* Problem details:
Each record below should be repeated precisely as written.
═════ Listing
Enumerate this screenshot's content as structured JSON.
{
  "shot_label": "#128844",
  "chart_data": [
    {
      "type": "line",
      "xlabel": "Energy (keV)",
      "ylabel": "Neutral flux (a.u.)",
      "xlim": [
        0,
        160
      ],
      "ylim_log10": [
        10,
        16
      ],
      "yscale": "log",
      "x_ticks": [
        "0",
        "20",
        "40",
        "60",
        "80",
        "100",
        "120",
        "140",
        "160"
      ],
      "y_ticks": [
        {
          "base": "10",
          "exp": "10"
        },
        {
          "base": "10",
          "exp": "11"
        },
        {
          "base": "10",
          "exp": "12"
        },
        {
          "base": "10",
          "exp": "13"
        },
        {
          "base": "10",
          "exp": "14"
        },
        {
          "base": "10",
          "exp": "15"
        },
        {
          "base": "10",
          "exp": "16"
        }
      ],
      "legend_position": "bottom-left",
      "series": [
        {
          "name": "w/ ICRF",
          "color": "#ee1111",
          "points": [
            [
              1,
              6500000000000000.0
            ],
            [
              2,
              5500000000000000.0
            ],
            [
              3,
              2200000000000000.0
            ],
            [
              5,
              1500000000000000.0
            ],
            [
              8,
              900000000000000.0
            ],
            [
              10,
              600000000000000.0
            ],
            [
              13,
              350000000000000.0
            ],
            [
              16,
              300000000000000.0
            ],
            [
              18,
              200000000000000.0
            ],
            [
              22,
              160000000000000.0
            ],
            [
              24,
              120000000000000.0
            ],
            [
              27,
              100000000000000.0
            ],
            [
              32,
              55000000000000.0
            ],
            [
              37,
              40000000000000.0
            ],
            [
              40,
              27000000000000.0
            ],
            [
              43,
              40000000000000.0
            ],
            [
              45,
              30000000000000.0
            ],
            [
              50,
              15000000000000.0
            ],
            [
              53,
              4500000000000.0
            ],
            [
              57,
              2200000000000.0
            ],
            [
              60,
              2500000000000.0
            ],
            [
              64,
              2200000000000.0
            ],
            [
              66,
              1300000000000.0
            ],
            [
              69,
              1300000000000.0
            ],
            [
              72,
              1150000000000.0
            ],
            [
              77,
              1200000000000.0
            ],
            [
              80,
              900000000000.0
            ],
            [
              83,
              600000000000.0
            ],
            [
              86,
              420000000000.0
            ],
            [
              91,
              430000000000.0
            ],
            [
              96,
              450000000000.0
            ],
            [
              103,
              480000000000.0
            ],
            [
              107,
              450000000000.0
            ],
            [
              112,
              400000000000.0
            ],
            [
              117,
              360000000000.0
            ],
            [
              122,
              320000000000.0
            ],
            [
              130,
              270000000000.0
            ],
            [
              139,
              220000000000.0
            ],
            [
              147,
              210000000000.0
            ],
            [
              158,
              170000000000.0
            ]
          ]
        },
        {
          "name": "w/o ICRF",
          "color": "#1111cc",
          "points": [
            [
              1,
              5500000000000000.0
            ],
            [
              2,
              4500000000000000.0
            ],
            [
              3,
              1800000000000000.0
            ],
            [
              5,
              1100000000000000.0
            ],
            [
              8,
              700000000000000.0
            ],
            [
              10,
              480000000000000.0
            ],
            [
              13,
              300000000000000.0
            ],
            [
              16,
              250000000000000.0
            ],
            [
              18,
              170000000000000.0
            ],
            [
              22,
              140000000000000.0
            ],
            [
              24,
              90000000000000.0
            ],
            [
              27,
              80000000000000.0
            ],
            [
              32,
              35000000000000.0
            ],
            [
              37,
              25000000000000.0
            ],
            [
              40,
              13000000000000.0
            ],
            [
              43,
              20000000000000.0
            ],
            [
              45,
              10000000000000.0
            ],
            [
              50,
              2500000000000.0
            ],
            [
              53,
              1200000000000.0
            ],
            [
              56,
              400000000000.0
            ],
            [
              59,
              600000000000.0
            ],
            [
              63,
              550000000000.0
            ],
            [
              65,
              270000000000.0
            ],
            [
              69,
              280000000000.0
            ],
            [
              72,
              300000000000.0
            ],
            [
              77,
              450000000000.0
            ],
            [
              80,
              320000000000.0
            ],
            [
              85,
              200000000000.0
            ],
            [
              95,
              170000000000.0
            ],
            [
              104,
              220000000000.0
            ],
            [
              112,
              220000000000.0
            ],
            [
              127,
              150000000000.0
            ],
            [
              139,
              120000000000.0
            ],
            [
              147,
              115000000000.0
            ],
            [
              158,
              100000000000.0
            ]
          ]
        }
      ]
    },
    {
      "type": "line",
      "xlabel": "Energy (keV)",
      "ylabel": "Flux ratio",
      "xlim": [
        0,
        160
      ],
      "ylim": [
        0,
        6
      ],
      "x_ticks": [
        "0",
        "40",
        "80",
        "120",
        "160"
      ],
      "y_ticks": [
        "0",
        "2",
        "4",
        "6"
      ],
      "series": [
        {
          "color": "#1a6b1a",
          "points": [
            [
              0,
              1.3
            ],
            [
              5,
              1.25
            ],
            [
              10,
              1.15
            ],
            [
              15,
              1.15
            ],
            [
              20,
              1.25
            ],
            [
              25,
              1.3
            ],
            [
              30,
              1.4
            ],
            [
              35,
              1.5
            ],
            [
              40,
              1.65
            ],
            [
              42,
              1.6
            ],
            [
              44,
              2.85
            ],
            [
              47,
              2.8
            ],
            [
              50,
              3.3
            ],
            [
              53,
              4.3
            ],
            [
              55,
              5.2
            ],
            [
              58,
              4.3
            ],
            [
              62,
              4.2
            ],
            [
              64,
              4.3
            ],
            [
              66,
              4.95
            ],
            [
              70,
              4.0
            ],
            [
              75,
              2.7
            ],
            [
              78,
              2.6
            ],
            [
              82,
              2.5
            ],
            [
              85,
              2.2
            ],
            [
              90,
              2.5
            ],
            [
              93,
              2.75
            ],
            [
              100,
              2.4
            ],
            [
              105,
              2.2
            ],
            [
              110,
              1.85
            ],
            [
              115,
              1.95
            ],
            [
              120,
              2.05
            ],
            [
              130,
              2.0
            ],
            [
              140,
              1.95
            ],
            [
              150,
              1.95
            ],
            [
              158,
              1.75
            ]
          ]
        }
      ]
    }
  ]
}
══════════
* Result of the exercise:
Enumerate this screenshot's content as structured JSON.
{
  "shot_label": "#128844",
  "chart_data": [
    {
      "type": "line",
      "xlabel": "Energy (keV)",
      "ylabel": "Neutral flux (a.u.)",
      "xlim": [
        0,
        160
      ],
      "ylim_log10": [
        10,
        16
      ],
      "yscale": "log",
      "x_ticks": [
        "0",
        "20",
        "40",
        "60",
        "80",
        "100",
        "120",
        "140",
        "160"
      ],
      "y_ticks": [
        {
          "base": "10",
          "exp": "10"
        },
        {
          "base": "10",
          "exp": "11"
        },
        {
          "base": "10",
          "exp": "12"
        },
        {
          "base": "10",
          "exp": "13"
        },
        {
          "base": "10",
          "exp": "14"
        },
        {
          "base": "10",
          "exp": "15"
        },
        {
          "base": "10",
          "exp": "16"
        }
      ],
      "legend_position": "bottom-left",
      "series": [
        {
          "name": "w/ ICRF",
          "color": "#ee1111",
          "points": [
            [
              1,
              6500000000000000.0
            ],
            [
              2,
              5500000000000000.0
            ],
            [
              3,
              2200000000000000.0
            ],
            [
              5,
              1500000000000000.0
            ],
            [
              8,
              900000000000000.0
            ],
            [
              10,
              600000000000000.0
            ],
            [
              13,
              350000000000000.0
            ],
            [
              16,
              300000000000000.0
            ],
            [
              18,
              200000000000000.0
            ],
            [
              22,
              160000000000000.0
            ],
            [
              24,
              120000000000000.0
            ],
            [
              27,
              100000000000000.0
            ],
            [
              32,
              55000000000000.0
            ],
            [
              37,
              40000000000000.0
            ],
            [
              40,
              27000000000000.0
            ],
            [
              43,
              40000000000000.0
            ],
            [
              45,
              30000000000000.0
            ],
            [
              50,
              15000000000000.0
            ],
            [
              53,
              4500000000000.0
            ],
            [
              57,
              2200000000000.0
            ],
            [
              60,
              2500000000000.0
            ],
            [
              64,
              2200000000000.0
            ],
            [
              66,
              1300000000000.0
            ],
            [
              69,
              1300000000000.0
            ],
            [
              72,
              1150000000000.0
            ],
            [
              77,
              1200000000000.0
            ],
            [
              80,
              900000000000.0
            ],
            [
              83,
              600000000000.0
            ],
            [
              86,
              420000000000.0
            ],
            [
              91,
              430000000000.0
            ],
            [
              96,
              450000000000.0
            ],
            [
              103,
              480000000000.0
            ],
            [
              107,
              450000000000.0
            ],
            [
              112,
              400000000000.0
            ],
            [
              117,
              360000000000.0
            ],
            [
              122,
              320000000000.0
            ],
            [
              130,
              270000000000.0
            ],
            [
              139,
              220000000000.0
            ],
            [
              147,
              210000000000.0
            ],
            [
              158,
              170000000000.0
            ]
          ]
        },
        {
          "name": "w/o ICRF",
          "color": "#1111cc",
          "points": [
            [
              1,
              5500000000000000.0
            ],
            [
              2,
              4500000000000000.0
            ],
            [
              3,
              1800000000000000.0
            ],
            [
              5,
              1100000000000000.0
            ],
            [
              8,
              700000000000000.0
            ],
            [
              10,
              480000000000000.0
            ],
            [
              13,
              300000000000000.0
            ],
            [
              16,
              250000000000000.0
            ],
            [
              18,
              170000000000000.0
            ],
            [
              22,
              140000000000000.0
            ],
            [
              24,
              90000000000000.0
            ],
            [
              27,
              80000000000000.0
            ],
            [
              32,
              35000000000000.0
            ],
            [
              37,
              25000000000000.0
            ],
            [
              40,
              13000000000000.0
            ],
            [
              43,
              20000000000000.0
            ],
            [
              45,
              10000000000000.0
            ],
            [
              50,
              2500000000000.0
            ],
            [
              53,
              1200000000000.0
            ],
            [
              56,
              400000000000.0
            ],
            [
              59,
              600000000000.0
            ],
            [
              63,
              550000000000.0
            ],
            [
              65,
              270000000000.0
            ],
            [
              69,
              280000000000.0
            ],
            [
              72,
              300000000000.0
            ],
            [
              77,
              450000000000.0
            ],
            [
              80,
              320000000000.0
            ],
            [
              85,
              200000000000.0
            ],
            [
              95,
              170000000000.0
            ],
            [
              104,
              220000000000.0
            ],
            [
              112,
              220000000000.0
            ],
            [
              127,
              150000000000.0
            ],
            [
              139,
              120000000000.0
            ],
            [
              147,
              115000000000.0
            ],
            [
              158,
              100000000000.0
            ]
          ]
        }
      ]
    },
    {
      "type": "line",
      "xlabel": "Energy (keV)",
      "ylabel": "Flux ratio",
      "xlim": [
        0,
        160
      ],
      "ylim": [
        0,
        6
      ],
      "x_ticks": [
        "0",
        "40",
        "80",
        "120",
        "160"
      ],
      "y_ticks": [
        "0",
        "2",
        "4",
        "6"
      ],
      "series": [
        {
          "color": "#1a6b1a",
          "points": [
            [
              0,
              1.3
            ],
            [
              5,
              1.25
            ],
            [
              10,
              1.15
            ],
            [
              15,
              1.15
            ],
            [
              20,
              1.25
            ],
            [
              25,
              1.3
            ],
            [
              30,
              1.4
            ],
            [
              35,
              1.5
            ],
            [
              40,
              1.65
            ],
            [
              42,
              1.6
            ],
            [
              44,
              2.85
            ],
            [
              47,
              2.8
            ],
            [
              50,
              3.3
            ],
            [
              53,
              4.3
            ],
            [
              55,
              5.2
            ],
            [
              58,
              4.3
            ],
            [
              62,
              4.2
            ],
            [
              64,
              4.3
            ],
            [
              66,
              4.95
            ],
            [
              70,
              4.0
            ],
            [
              75,
              2.7
            ],
            [
              78,
              2.6
            ],
            [
              82,
              2.5
            ],
            [
              85,
              2.2
            ],
            [
              90,
              2.5
            ],
            [
              93,
              2.75
            ],
            [
              100,
              2.4
            ],
            [
              105,
              2.2
            ],
            [
              110,
              1.85
            ],
            [
              115,
              1.95
            ],
            [
              120,
              2.05
            ],
            [
              130,
              2.0
            ],
            [
              140,
              1.95
            ],
            [
              150,
              1.95
            ],
            [
              158,
              1.75
            ]
          ]
        }
      ]
    }
  ]
}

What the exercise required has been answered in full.